** Begin Data for this task **

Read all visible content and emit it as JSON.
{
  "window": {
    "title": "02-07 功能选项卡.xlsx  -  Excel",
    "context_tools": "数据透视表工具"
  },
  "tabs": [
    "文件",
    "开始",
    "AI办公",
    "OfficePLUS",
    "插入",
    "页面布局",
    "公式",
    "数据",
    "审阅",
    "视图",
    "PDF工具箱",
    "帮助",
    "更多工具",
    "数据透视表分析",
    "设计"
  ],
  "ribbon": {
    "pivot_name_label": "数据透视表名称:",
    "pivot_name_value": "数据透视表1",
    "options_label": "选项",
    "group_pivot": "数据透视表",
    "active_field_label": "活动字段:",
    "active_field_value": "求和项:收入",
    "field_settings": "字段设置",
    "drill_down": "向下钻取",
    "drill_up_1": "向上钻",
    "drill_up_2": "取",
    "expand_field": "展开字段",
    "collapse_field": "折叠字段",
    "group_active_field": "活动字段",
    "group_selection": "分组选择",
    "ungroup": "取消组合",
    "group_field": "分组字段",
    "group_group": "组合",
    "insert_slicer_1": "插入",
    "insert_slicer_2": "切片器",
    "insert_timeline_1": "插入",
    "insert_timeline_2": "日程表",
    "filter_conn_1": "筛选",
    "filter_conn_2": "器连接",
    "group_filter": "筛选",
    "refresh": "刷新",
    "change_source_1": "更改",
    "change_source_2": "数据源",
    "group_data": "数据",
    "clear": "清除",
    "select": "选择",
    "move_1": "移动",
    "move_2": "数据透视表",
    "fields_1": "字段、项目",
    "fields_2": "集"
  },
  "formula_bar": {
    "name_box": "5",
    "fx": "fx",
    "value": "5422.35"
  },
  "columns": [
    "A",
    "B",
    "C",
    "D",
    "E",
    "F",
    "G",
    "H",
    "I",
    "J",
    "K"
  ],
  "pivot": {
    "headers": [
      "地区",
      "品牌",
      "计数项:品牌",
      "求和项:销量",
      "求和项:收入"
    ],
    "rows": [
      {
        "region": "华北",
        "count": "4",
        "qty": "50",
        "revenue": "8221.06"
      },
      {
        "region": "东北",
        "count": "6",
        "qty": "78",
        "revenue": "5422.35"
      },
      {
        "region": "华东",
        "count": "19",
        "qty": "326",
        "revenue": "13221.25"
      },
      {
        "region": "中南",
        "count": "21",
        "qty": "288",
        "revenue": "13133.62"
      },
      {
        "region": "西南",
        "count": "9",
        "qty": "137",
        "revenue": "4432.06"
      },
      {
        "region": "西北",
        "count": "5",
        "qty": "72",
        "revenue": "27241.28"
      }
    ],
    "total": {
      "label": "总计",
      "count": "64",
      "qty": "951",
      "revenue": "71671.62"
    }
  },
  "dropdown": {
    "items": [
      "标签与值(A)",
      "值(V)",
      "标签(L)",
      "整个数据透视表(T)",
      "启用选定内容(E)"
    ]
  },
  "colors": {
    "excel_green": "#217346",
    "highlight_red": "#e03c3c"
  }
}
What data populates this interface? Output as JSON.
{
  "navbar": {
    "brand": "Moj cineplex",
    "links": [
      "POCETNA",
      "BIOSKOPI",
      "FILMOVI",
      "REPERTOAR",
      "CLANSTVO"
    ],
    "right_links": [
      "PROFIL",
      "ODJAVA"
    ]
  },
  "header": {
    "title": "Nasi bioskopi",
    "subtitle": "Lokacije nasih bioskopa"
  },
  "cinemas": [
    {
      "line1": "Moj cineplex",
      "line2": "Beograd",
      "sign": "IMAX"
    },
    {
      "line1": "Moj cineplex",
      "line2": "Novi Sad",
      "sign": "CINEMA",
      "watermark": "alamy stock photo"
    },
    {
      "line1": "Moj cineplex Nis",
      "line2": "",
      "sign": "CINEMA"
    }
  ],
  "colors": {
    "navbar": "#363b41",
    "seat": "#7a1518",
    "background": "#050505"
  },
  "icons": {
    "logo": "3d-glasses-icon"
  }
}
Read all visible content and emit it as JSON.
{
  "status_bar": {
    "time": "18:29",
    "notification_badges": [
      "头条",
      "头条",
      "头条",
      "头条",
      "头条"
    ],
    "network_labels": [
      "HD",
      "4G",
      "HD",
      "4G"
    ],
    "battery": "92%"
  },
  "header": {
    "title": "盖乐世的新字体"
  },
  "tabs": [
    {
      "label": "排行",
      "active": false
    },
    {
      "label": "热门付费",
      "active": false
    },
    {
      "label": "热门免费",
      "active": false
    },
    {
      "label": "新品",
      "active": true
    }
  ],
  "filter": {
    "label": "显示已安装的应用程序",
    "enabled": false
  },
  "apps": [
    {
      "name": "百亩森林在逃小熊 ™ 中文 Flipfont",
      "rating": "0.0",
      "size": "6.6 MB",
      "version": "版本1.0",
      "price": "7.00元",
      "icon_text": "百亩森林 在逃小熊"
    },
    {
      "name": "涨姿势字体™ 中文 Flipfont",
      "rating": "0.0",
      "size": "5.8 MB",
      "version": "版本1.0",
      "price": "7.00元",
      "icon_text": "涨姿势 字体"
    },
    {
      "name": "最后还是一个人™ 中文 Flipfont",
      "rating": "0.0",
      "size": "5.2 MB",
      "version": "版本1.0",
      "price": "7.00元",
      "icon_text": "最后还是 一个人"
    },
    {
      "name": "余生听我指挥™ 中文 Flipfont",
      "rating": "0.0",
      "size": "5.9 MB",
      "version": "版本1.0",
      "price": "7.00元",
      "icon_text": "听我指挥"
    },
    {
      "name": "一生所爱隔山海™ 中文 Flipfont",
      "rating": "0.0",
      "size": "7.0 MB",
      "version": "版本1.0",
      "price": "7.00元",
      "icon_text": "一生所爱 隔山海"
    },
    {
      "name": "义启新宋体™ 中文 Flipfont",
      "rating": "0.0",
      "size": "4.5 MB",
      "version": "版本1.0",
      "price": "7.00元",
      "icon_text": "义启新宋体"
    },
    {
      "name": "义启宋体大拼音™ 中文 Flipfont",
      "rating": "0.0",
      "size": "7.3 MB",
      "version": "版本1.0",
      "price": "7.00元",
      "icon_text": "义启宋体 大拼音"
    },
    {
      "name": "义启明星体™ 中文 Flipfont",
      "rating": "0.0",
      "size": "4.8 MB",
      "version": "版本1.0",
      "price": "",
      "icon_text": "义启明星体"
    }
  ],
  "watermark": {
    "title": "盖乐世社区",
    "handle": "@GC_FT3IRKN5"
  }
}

** End Data for this task **

> Stated task
Write out every entry word for word.

> Response
Read all visible content and emit it as JSON.
{
  "window": {
    "title": "02-07 功能选项卡.xlsx  -  Excel",
    "context_tools": "数据透视表工具"
  },
  "tabs": [
    "文件",
    "开始",
    "AI办公",
    "OfficePLUS",
    "插入",
    "页面布局",
    "公式",
    "数据",
    "审阅",
    "视图",
    "PDF工具箱",
    "帮助",
    "更多工具",
    "数据透视表分析",
    "设计"
  ],
  "ribbon": {
    "pivot_name_label": "数据透视表名称:",
    "pivot_name_value": "数据透视表1",
    "options_label": "选项",
    "group_pivot": "数据透视表",
    "active_field_label": "活动字段:",
    "active_field_value": "求和项:收入",
    "field_settings": "字段设置",
    "drill_down": "向下钻取",
    "drill_up_1": "向上钻",
    "drill_up_2": "取",
    "expand_field": "展开字段",
    "collapse_field": "折叠字段",
    "group_active_field": "活动字段",
    "group_selection": "分组选择",
    "ungroup": "取消组合",
    "group_field": "分组字段",
    "group_group": "组合",
    "insert_slicer_1": "插入",
    "insert_slicer_2": "切片器",
    "insert_timeline_1": "插入",
    "insert_timeline_2": "日程表",
    "filter_conn_1": "筛选",
    "filter_conn_2": "器连接",
    "group_filter": "筛选",
    "refresh": "刷新",
    "change_source_1": "更改",
    "change_source_2": "数据源",
    "group_data": "数据",
    "clear": "清除",
    "select": "选择",
    "move_1": "移动",
    "move_2": "数据透视表",
    "fields_1": "字段、项目",
    "fields_2": "集"
  },
  "formula_bar": {
    "name_box": "5",
    "fx": "fx",
    "value": "5422.35"
  },
  "columns": [
    "A",
    "B",
    "C",
    "D",
    "E",
    "F",
    "G",
    "H",
    "I",
    "J",
    "K"
  ],
  "pivot": {
    "headers": [
      "地区",
      "品牌",
      "计数项:品牌",
      "求和项:销量",
      "求和项:收入"
    ],
    "rows": [
      {
        "region": "华北",
        "count": "4",
        "qty": "50",
        "revenue": "8221.06"
      },
      {
        "region": "东北",
        "count": "6",
        "qty": "78",
        "revenue": "5422.35"
      },
      {
        "region": "华东",
        "count": "19",
        "qty": "326",
        "revenue": "13221.25"
      },
      {
        "region": "中南",
        "count": "21",
        "qty": "288",
        "revenue": "13133.62"
      },
      {
        "region": "西南",
        "count": "9",
        "qty": "137",
        "revenue": "4432.06"
      },
      {
        "region": "西北",
        "count": "5",
        "qty": "72",
        "revenue": "27241.28"
      }
    ],
    "total": {
      "label": "总计",
      "count": "64",
      "qty": "951",
      "revenue": "71671.62"
    }
  },
  "dropdown": {
    "items": [
      "标签与值(A)",
      "值(V)",
      "标签(L)",
      "整个数据透视表(T)",
      "启用选定内容(E)"
    ]
  },
  "colors": {
    "excel_green": "#217346",
    "highlight_red": "#e03c3c"
  }
}
What data populates this interface? Output as JSON.
{
  "navbar": {
    "brand": "Moj cineplex",
    "links": [
      "POCETNA",
      "BIOSKOPI",
      "FILMOVI",
      "REPERTOAR",
      "CLANSTVO"
    ],
    "right_links": [
      "PROFIL",
      "ODJAVA"
    ]
  },
  "header": {
    "title": "Nasi bioskopi",
    "subtitle": "Lokacije nasih bioskopa"
  },
  "cinemas": [
    {
      "line1": "Moj cineplex",
      "line2": "Beograd",
      "sign": "IMAX"
    },
    {
      "line1": "Moj cineplex",
      "line2": "Novi Sad",
      "sign": "CINEMA",
      "watermark": "alamy stock photo"
    },
    {
      "line1": "Moj cineplex Nis",
      "line2": "",
      "sign": "CINEMA"
    }
  ],
  "colors": {
    "navbar": "#363b41",
    "seat": "#7a1518",
    "background": "#050505"
  },
  "icons": {
    "logo": "3d-glasses-icon"
  }
}
Read all visible content and emit it as JSON.
{
  "status_bar": {
    "time": "18:29",
    "notification_badges": [
      "头条",
      "头条",
      "头条",
      "头条",
      "头条"
    ],
    "network_labels": [
      "HD",
      "4G",
      "HD",
      "4G"
    ],
    "battery": "92%"
  },
  "header": {
    "title": "盖乐世的新字体"
  },
  "tabs": [
    {
      "label": "排行",
      "active": false
    },
    {
      "label": "热门付费",
      "active": false
    },
    {
      "label": "热门免费",
      "active": false
    },
    {
      "label": "新品",
      "active": true
    }
  ],
  "filter": {
    "label": "显示已安装的应用程序",
    "enabled": false
  },
  "apps": [
    {
      "name": "百亩森林在逃小熊 ™ 中文 Flipfont",
      "rating": "0.0",
      "size": "6.6 MB",
      "version": "版本1.0",
      "price": "7.00元",
      "icon_text": "百亩森林 在逃小熊"
    },
    {
      "name": "涨姿势字体™ 中文 Flipfont",
      "rating": "0.0",
      "size": "5.8 MB",
      "version": "版本1.0",
      "price": "7.00元",
      "icon_text": "涨姿势 字体"
    },
    {
      "name": "最后还是一个人™ 中文 Flipfont",
      "rating": "0.0",
      "size": "5.2 MB",
      "version": "版本1.0",
      "price": "7.00元",
      "icon_text": "最后还是 一个人"
    },
    {
      "name": "余生听我指挥™ 中文 Flipfont",
      "rating": "0.0",
      "size": "5.9 MB",
      "version": "版本1.0",
      "price": "7.00元",
      "icon_text": "听我指挥"
    },
    {
      "name": "一生所爱隔山海™ 中文 Flipfont",
      "rating": "0.0",
      "size": "7.0 MB",
      "version": "版本1.0",
      "price": "7.00元",
      "icon_text": "一生所爱 隔山海"
    },
    {
      "name": "义启新宋体™ 中文 Flipfont",
      "rating": "0.0",
      "size": "4.5 MB",
      "version": "版本1.0",
      "price": "7.00元",
      "icon_text": "义启新宋体"
    },
    {
      "name": "义启宋体大拼音™ 中文 Flipfont",
      "rating": "0.0",
      "size": "7.3 MB",
      "version": "版本1.0",
      "price": "7.00元",
      "icon_text": "义启宋体 大拼音"
    },
    {
      "name": "义启明星体™ 中文 Flipfont",
      "rating": "0.0",
      "size": "4.8 MB",
      "version": "版本1.0",
      "price": "",
      "icon_text": "义启明星体"
    }
  ],
  "watermark": {
    "title": "盖乐世社区",
    "handle": "@GC_FT3IRKN5"
  }
}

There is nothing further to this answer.